===== Stored rows =====
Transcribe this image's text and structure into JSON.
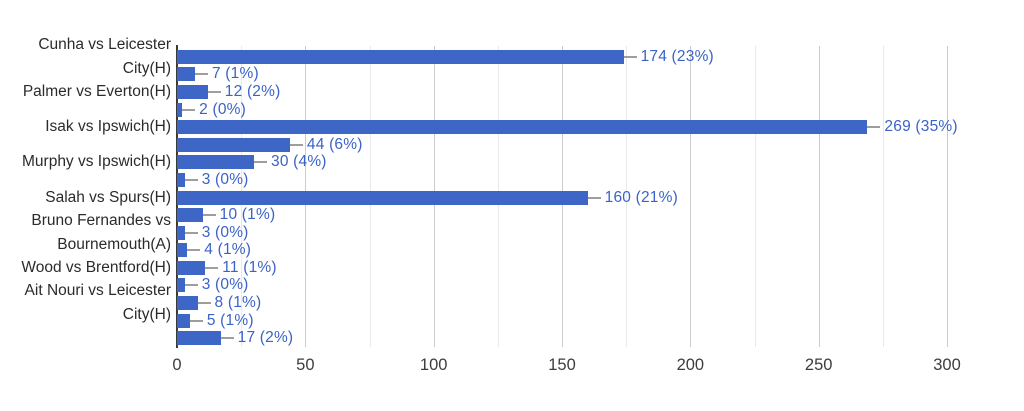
{
  "chart_data": {
    "type": "bar",
    "orientation": "horizontal",
    "title": "",
    "xlabel": "",
    "ylabel": "",
    "x_ticks": [
      0,
      50,
      100,
      150,
      200,
      250,
      300
    ],
    "x_minor_gridlines": [
      25,
      75,
      125,
      175,
      225,
      275
    ],
    "x_range": [
      0,
      325
    ],
    "gridlines_on": true,
    "bars": [
      {
        "label_lines": [
          "Cunha vs Leicester",
          "City(H)"
        ],
        "value": 174,
        "annotation": "174 (23%)"
      },
      {
        "label_lines": [],
        "value": 7,
        "annotation": "7 (1%)"
      },
      {
        "label_lines": [
          "Palmer vs Everton(H)"
        ],
        "value": 12,
        "annotation": "12 (2%)"
      },
      {
        "label_lines": [],
        "value": 2,
        "annotation": "2 (0%)"
      },
      {
        "label_lines": [
          "Isak vs Ipswich(H)"
        ],
        "value": 269,
        "annotation": "269 (35%)"
      },
      {
        "label_lines": [],
        "value": 44,
        "annotation": "44 (6%)"
      },
      {
        "label_lines": [
          "Murphy vs Ipswich(H)"
        ],
        "value": 30,
        "annotation": "30 (4%)"
      },
      {
        "label_lines": [],
        "value": 3,
        "annotation": "3 (0%)"
      },
      {
        "label_lines": [
          "Salah vs Spurs(H)"
        ],
        "value": 160,
        "annotation": "160 (21%)"
      },
      {
        "label_lines": [],
        "value": 10,
        "annotation": "10 (1%)"
      },
      {
        "label_lines": [
          "Bruno Fernandes vs",
          "Bournemouth(A)"
        ],
        "value": 3,
        "annotation": "3 (0%)"
      },
      {
        "label_lines": [],
        "value": 4,
        "annotation": "4 (1%)"
      },
      {
        "label_lines": [
          "Wood vs Brentford(H)"
        ],
        "value": 11,
        "annotation": "11 (1%)"
      },
      {
        "label_lines": [],
        "value": 3,
        "annotation": "3 (0%)"
      },
      {
        "label_lines": [
          "Ait Nouri vs Leicester",
          "City(H)"
        ],
        "value": 8,
        "annotation": "8 (1%)"
      },
      {
        "label_lines": [],
        "value": 5,
        "annotation": "5 (1%)"
      },
      {
        "label_lines": [],
        "value": 17,
        "annotation": "17 (2%)"
      }
    ],
    "colors": {
      "bar": "#3e66c6",
      "annotation_text": "#3a62c8",
      "annotation_stub": "#9e9e9e",
      "category_text": "#2b2b2b",
      "tick_text": "#3d3d3d",
      "major_gridline": "#cccccc",
      "minor_gridline": "#e9e9e9",
      "baseline": "#3a3a3a",
      "background": "#ffffff"
    }
  }
}
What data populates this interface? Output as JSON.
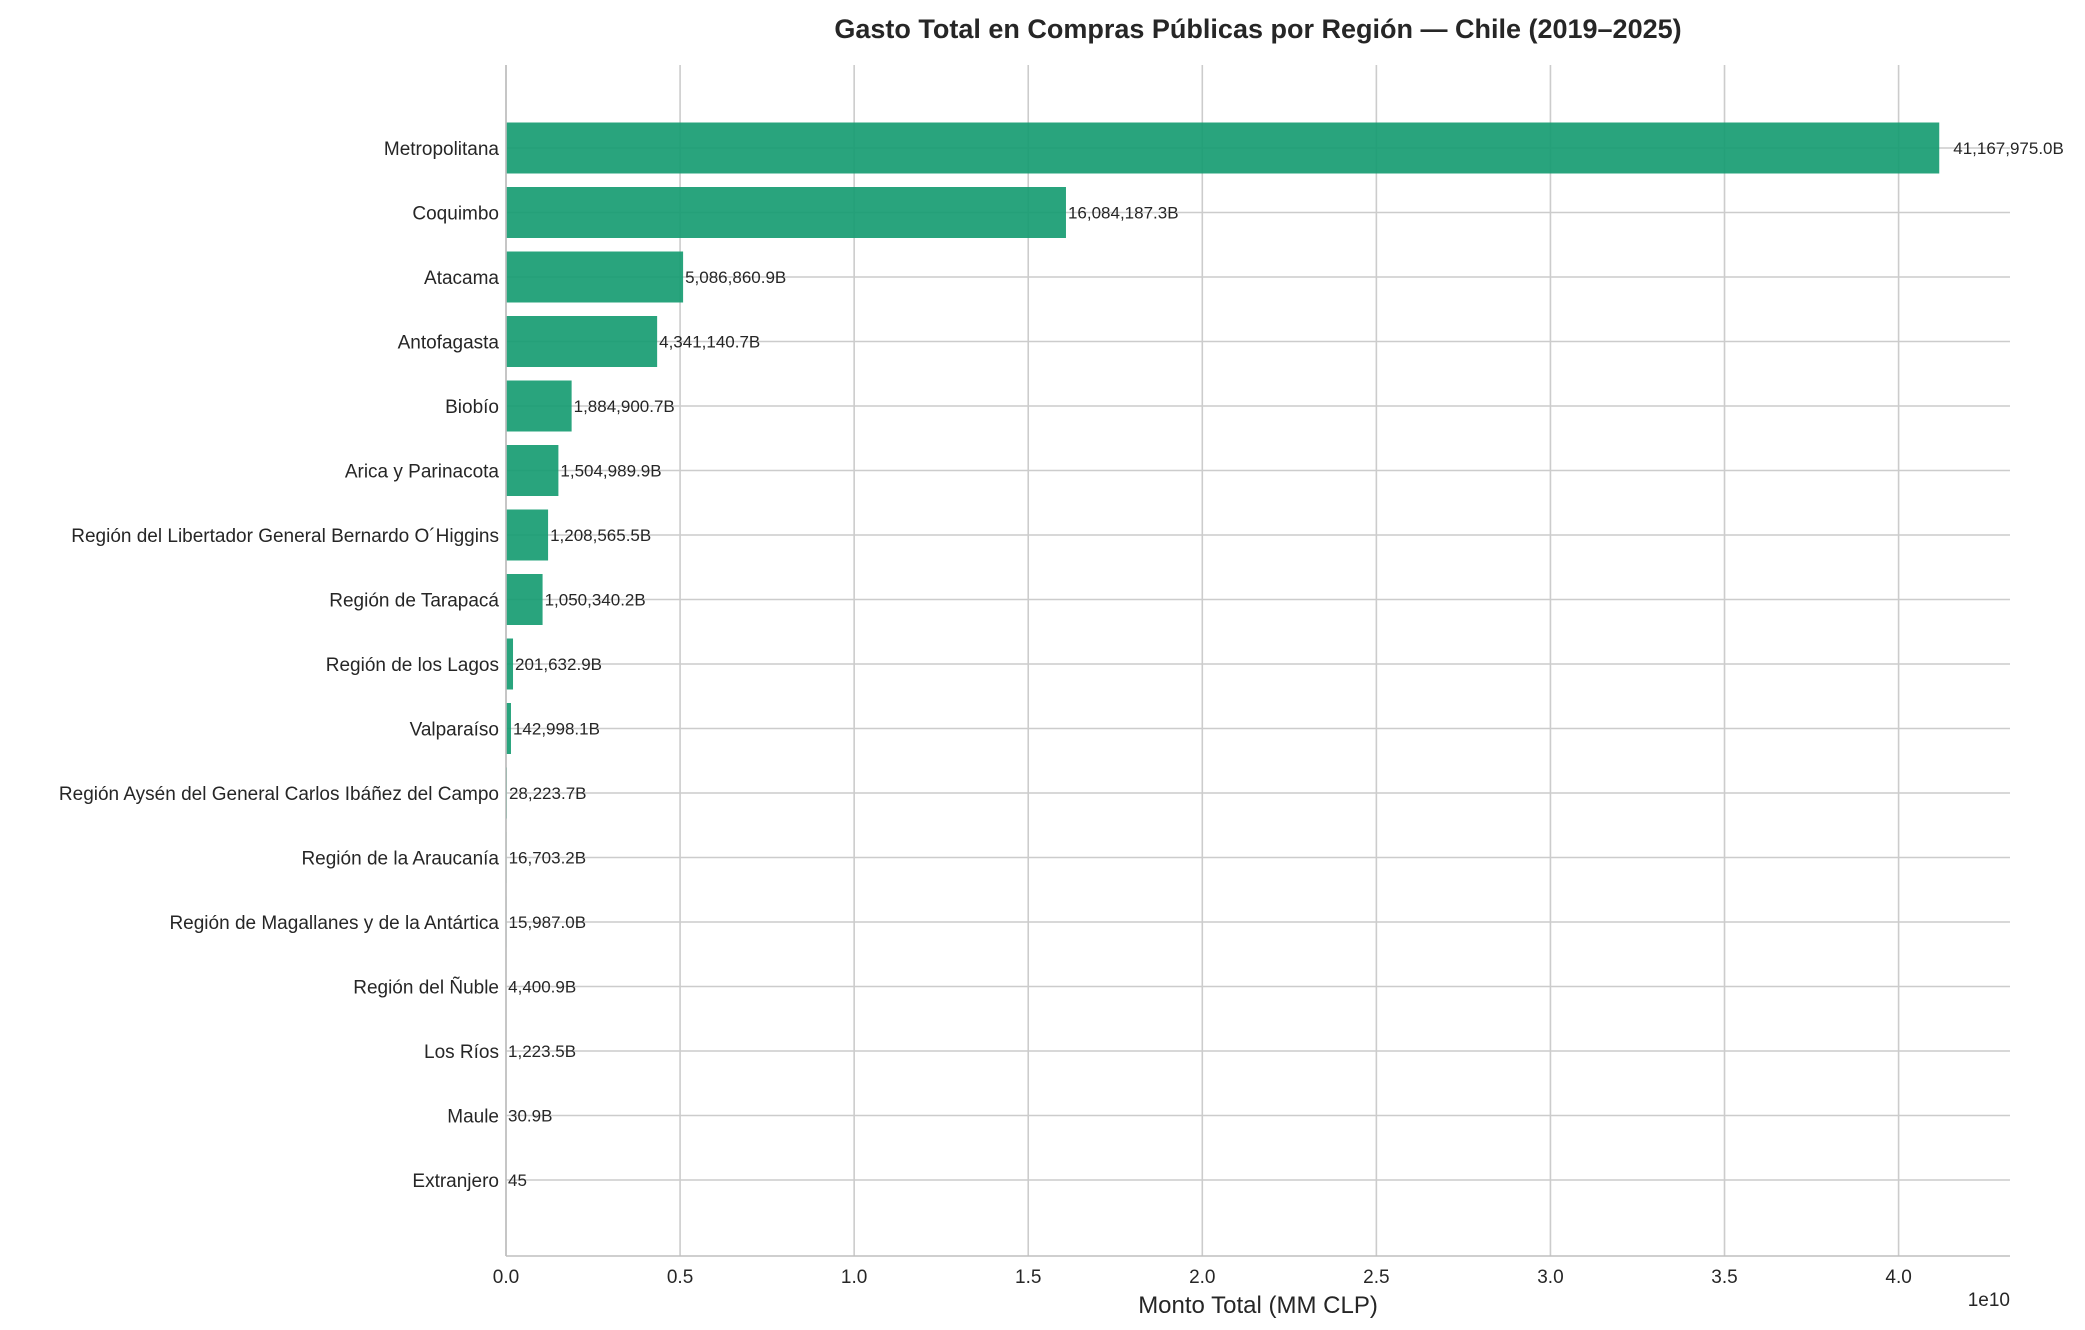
=====
> _Problem to solve_
Copy every line in the entries above that has the string "this" in it.

> _Finished exercise_
Transcribe this image's text and structure into JSON.
What data populates this interface? Output as JSON.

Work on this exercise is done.